╭──

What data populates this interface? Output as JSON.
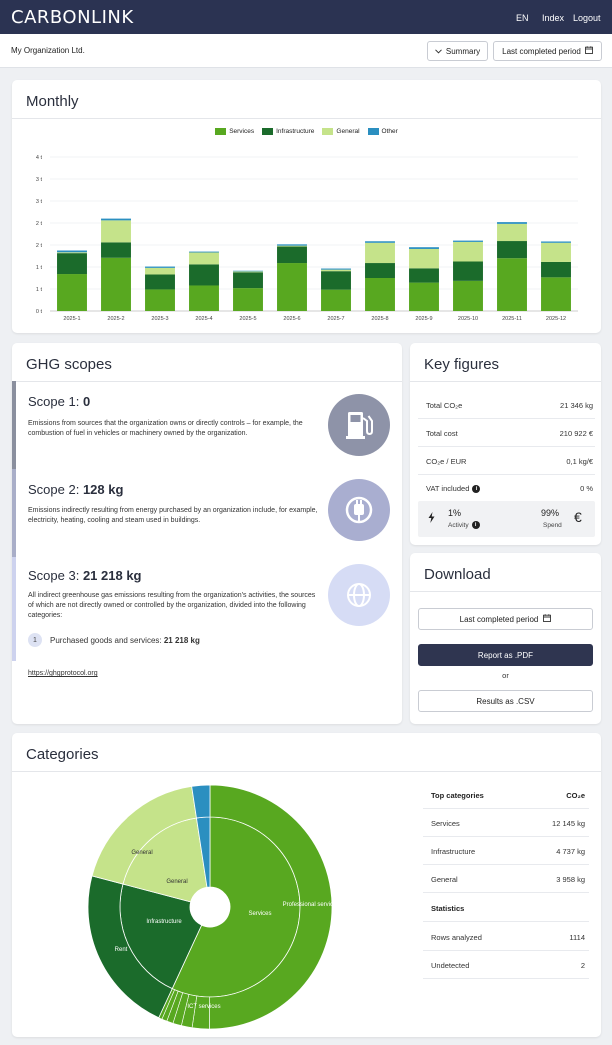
{
  "app": {
    "logo": "CARBONLINK",
    "nav": {
      "lang": "EN",
      "index": "Index",
      "logout": "Logout"
    }
  },
  "subheader": {
    "org": "My Organization Ltd.",
    "summary_label": "Summary",
    "period_label": "Last completed period"
  },
  "monthly": {
    "title": "Monthly",
    "legend": [
      "Services",
      "Infrastructure",
      "General",
      "Other"
    ],
    "colors": {
      "Services": "#58a820",
      "Infrastructure": "#1b6b2b",
      "General": "#c5e38a",
      "Other": "#2b8fc0"
    }
  },
  "chart_data": {
    "type": "bar",
    "stacked": true,
    "categories": [
      "2025-1",
      "2025-2",
      "2025-3",
      "2025-4",
      "2025-5",
      "2025-6",
      "2025-7",
      "2025-8",
      "2025-9",
      "2025-10",
      "2025-11",
      "2025-12"
    ],
    "series": [
      {
        "name": "Services",
        "values": [
          1.68,
          2.42,
          0.98,
          1.16,
          1.04,
          2.18,
          0.97,
          1.5,
          1.29,
          1.37,
          2.4,
          1.53
        ]
      },
      {
        "name": "Infrastructure",
        "values": [
          0.95,
          0.7,
          0.68,
          0.96,
          0.72,
          0.75,
          0.84,
          0.68,
          0.65,
          0.88,
          0.78,
          0.7
        ]
      },
      {
        "name": "General",
        "values": [
          0.04,
          1.0,
          0.3,
          0.54,
          0.04,
          0.04,
          0.07,
          0.92,
          0.88,
          0.89,
          0.78,
          0.87
        ]
      },
      {
        "name": "Other",
        "values": [
          0.08,
          0.08,
          0.06,
          0.04,
          0.03,
          0.06,
          0.05,
          0.07,
          0.08,
          0.06,
          0.08,
          0.06
        ]
      }
    ],
    "ytick_labels": [
      "0 t",
      "1 t",
      "1 t",
      "2 t",
      "2 t",
      "3 t",
      "3 t",
      "4 t"
    ],
    "ylim": [
      0,
      7
    ]
  },
  "scopes": {
    "title": "GHG scopes",
    "items": [
      {
        "label": "Scope 1:",
        "value": "0",
        "desc": "Emissions from sources that the organization owns or directly controls – for example, the combustion of fuel in vehicles or machinery owned by the organization."
      },
      {
        "label": "Scope 2:",
        "value": "128 kg",
        "desc": "Emissions indirectly resulting from energy purchased by an organization include, for example, electricity, heating, cooling and steam used in buildings."
      },
      {
        "label": "Scope 3:",
        "value": "21 218 kg",
        "desc": "All indirect greenhouse gas emissions resulting from the organization's activities, the sources of which are not directly owned or controlled by the organization, divided into the following categories:"
      }
    ],
    "category": {
      "num": "1",
      "label": "Purchased goods and services:",
      "value": "21 218 kg"
    },
    "link": "https://ghgprotocol.org"
  },
  "key_figures": {
    "title": "Key figures",
    "rows": [
      {
        "label": "Total CO₂e",
        "value": "21 346 kg"
      },
      {
        "label": "Total cost",
        "value": "210 922 €"
      },
      {
        "label": "CO₂e / EUR",
        "value": "0,1 kg/€"
      },
      {
        "label": "VAT included",
        "value": "0 %"
      }
    ],
    "activity": {
      "pct": "1%",
      "label": "Activity"
    },
    "spend": {
      "pct": "99%",
      "label": "Spend",
      "symbol": "€"
    }
  },
  "download": {
    "title": "Download",
    "period_label": "Last completed period",
    "pdf_label": "Report as .PDF",
    "or": "or",
    "csv_label": "Results as .CSV"
  },
  "categories": {
    "title": "Categories",
    "sunburst_labels": {
      "inner": [
        "General",
        "Infrastructure",
        "Services"
      ],
      "outer": [
        "General",
        "Rent",
        "Professional services",
        "ICT services"
      ]
    },
    "sunburst": {
      "inner": [
        {
          "name": "Services",
          "share": 0.569
        },
        {
          "name": "Infrastructure",
          "share": 0.222
        },
        {
          "name": "General",
          "share": 0.185
        },
        {
          "name": "Other",
          "share": 0.024
        }
      ]
    },
    "table_head": {
      "label": "Top categories",
      "unit": "CO₂e"
    },
    "top": [
      {
        "label": "Services",
        "value": "12 145 kg"
      },
      {
        "label": "Infrastructure",
        "value": "4 737 kg"
      },
      {
        "label": "General",
        "value": "3 958 kg"
      }
    ],
    "stats_head": "Statistics",
    "stats": [
      {
        "label": "Rows analyzed",
        "value": "1114"
      },
      {
        "label": "Undetected",
        "value": "2"
      }
    ]
  }
}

╰──

* _TO BE DONE_
Copy out every line with the word "completed".

* _TASK RESPONSE_
    "period_label": "Last completed period"
    "period_label": "Last completed period",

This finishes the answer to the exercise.